# GIVEN INFORMATION:
======

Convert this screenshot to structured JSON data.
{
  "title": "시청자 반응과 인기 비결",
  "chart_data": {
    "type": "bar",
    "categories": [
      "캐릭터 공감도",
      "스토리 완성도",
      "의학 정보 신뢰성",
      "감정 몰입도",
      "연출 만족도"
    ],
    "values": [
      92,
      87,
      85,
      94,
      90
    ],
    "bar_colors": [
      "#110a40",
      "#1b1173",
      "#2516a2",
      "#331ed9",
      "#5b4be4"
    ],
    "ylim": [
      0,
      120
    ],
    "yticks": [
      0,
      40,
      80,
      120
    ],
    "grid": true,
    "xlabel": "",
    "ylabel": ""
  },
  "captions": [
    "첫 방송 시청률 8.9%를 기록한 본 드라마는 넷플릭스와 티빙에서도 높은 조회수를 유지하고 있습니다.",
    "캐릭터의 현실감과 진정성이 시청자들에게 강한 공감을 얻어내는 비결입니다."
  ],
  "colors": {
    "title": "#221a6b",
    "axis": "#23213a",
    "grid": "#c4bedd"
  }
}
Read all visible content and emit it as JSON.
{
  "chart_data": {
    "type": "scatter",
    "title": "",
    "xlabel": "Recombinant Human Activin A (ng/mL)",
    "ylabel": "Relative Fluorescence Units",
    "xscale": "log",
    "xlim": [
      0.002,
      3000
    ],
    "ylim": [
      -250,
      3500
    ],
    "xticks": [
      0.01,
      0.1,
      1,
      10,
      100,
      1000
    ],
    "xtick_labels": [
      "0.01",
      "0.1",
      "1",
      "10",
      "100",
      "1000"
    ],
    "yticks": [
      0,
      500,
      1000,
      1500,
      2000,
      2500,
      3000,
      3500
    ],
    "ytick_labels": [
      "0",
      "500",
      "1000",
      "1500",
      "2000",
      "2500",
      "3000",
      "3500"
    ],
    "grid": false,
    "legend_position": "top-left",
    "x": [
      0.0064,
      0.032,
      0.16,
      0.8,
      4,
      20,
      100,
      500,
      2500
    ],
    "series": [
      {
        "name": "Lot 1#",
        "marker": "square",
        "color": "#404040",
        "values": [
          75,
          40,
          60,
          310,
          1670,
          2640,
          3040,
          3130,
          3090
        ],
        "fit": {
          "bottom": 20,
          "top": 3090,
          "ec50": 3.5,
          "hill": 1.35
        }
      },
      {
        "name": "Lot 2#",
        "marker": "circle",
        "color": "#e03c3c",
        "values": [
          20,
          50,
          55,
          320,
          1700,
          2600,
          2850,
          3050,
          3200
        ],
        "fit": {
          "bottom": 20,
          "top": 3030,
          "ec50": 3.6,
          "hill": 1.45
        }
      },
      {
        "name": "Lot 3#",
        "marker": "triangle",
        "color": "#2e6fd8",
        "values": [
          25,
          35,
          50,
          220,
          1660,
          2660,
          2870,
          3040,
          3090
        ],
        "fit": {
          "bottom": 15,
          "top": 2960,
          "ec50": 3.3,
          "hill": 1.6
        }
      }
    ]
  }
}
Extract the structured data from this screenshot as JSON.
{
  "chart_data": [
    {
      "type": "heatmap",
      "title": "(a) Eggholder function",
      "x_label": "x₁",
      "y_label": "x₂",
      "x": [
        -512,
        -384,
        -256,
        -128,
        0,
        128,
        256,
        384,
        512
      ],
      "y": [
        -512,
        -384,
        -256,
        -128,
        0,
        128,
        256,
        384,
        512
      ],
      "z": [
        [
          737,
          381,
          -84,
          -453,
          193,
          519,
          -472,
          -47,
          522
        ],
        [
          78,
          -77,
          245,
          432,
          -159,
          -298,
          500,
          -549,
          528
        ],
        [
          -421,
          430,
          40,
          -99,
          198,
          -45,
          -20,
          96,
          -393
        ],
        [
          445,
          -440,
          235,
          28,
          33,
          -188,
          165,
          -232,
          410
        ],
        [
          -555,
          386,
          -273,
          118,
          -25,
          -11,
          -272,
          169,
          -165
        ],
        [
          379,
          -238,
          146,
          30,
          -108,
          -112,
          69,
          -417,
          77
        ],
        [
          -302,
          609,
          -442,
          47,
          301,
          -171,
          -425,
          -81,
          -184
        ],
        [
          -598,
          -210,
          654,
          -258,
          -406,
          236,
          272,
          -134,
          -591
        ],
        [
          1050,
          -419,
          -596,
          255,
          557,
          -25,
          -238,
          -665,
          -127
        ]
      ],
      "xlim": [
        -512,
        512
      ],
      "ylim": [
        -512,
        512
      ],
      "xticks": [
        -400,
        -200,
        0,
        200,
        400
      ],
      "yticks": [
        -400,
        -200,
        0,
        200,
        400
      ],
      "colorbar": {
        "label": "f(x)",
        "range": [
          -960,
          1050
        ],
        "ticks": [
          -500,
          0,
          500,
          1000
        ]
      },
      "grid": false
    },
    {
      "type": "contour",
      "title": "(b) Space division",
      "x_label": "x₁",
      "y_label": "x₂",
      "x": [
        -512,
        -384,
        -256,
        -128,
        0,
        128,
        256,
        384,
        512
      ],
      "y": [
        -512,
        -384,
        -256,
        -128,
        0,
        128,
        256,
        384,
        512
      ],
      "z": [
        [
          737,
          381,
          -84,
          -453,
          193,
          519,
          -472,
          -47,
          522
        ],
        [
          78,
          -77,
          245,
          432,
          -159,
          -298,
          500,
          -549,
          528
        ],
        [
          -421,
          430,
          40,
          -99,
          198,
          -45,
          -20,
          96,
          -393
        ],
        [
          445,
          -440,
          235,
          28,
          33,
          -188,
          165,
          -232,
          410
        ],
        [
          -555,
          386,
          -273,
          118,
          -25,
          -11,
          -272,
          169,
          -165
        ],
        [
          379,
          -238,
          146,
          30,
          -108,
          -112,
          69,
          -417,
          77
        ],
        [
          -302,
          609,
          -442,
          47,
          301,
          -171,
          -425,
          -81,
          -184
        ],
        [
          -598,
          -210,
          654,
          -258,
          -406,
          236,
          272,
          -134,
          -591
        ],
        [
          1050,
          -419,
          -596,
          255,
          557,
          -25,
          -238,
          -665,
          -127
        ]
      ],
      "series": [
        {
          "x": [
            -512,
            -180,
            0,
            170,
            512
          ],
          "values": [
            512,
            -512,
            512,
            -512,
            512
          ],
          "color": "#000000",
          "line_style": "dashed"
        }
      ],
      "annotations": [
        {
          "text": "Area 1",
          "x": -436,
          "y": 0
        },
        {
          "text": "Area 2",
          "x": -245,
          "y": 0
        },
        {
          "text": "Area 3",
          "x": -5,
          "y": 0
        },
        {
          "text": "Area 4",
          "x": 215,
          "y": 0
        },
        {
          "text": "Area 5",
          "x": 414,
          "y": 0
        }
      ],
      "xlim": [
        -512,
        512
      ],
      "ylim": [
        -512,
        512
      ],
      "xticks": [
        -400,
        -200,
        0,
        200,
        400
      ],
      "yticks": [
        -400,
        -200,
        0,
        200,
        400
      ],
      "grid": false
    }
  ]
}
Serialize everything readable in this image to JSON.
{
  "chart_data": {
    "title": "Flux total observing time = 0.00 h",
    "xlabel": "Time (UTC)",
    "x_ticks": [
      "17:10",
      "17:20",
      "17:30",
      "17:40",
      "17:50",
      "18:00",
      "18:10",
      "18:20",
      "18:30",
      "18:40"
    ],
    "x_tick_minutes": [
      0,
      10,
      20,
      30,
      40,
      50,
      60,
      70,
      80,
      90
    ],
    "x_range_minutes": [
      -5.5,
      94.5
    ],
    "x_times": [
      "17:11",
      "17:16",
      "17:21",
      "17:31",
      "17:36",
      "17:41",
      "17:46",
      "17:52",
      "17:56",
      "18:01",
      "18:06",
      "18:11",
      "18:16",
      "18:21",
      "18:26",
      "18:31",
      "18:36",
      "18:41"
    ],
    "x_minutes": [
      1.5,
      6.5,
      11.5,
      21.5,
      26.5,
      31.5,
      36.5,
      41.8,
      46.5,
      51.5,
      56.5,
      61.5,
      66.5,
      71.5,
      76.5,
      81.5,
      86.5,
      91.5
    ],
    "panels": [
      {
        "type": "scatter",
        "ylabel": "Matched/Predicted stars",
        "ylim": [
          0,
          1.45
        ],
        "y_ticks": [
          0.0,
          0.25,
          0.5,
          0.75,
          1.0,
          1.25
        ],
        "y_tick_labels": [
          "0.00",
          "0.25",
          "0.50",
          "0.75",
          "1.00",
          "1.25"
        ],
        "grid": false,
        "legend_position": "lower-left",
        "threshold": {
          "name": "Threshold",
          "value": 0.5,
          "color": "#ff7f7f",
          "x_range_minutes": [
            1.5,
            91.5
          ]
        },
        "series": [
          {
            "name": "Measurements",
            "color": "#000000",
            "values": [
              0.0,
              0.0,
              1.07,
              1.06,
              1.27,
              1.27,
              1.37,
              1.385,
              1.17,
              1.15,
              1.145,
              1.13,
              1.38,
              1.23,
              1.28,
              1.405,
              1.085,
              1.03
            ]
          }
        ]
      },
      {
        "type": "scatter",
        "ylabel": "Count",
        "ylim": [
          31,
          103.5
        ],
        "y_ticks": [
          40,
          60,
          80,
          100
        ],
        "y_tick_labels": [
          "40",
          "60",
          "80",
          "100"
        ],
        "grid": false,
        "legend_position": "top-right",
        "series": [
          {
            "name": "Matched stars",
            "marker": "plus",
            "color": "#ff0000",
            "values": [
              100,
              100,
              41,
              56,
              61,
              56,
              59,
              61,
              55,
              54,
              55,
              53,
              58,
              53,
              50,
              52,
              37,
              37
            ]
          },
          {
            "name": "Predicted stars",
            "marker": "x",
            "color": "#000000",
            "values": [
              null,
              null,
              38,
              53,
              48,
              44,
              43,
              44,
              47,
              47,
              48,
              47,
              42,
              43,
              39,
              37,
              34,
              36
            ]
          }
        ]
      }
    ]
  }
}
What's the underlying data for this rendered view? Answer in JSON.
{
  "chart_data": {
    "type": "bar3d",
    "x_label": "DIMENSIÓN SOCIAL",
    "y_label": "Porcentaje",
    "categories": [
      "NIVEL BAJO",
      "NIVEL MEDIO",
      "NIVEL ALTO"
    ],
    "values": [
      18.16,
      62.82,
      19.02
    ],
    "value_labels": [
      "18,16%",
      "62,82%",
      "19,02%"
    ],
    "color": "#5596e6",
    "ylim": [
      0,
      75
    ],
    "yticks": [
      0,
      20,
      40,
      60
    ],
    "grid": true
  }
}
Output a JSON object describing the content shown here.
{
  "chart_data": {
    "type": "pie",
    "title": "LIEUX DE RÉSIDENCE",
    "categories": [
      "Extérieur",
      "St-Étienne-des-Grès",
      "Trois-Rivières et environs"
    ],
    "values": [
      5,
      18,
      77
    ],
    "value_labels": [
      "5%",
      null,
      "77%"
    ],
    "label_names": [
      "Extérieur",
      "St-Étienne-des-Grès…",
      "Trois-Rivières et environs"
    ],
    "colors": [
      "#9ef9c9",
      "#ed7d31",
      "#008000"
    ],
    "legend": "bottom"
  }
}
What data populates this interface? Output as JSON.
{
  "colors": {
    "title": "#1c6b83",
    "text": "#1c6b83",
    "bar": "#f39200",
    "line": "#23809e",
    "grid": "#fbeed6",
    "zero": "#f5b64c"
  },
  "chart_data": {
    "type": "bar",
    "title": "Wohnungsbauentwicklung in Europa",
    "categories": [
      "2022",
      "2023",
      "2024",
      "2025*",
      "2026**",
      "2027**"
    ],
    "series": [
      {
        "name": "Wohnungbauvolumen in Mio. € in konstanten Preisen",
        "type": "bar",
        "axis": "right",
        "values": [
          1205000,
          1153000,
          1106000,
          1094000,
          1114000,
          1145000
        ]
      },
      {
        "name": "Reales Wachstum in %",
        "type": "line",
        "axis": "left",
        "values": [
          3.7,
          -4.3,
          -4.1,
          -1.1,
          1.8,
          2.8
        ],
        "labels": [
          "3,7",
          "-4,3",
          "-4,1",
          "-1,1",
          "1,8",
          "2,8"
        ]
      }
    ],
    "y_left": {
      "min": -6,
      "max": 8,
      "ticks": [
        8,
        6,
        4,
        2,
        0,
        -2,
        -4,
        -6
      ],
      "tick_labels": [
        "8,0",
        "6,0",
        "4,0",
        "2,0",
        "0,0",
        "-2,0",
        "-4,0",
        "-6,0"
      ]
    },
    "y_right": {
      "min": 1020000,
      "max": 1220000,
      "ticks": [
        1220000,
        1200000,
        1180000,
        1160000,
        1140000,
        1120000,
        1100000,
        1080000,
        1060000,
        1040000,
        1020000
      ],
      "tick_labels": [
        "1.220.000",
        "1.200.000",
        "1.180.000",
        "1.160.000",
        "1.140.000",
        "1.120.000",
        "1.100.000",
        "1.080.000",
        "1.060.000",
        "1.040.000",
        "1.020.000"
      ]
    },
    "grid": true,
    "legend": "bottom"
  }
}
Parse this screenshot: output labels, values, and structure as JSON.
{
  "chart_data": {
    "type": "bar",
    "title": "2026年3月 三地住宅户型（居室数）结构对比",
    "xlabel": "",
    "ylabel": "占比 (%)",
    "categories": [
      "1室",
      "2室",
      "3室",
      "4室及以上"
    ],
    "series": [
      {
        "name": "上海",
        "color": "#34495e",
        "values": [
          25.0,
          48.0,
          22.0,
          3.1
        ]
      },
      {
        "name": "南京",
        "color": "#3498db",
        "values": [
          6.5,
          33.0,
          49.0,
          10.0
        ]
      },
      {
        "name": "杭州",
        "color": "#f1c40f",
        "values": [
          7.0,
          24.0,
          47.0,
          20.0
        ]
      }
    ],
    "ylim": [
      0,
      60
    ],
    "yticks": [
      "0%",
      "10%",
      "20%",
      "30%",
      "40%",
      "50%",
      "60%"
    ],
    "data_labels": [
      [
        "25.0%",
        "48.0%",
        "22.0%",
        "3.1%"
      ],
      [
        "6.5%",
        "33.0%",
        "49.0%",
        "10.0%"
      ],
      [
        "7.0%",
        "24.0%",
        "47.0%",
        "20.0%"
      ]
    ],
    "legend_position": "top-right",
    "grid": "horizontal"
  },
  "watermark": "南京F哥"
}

======

# WHAT THE TASK ASKS:
Check the data for the word "screenshot" and pull out the lines that have it.

# RESULT BELOW:
Convert this screenshot to structured JSON data.
Extract the structured data from this screenshot as JSON.
Parse this screenshot: output labels, values, and structure as JSON.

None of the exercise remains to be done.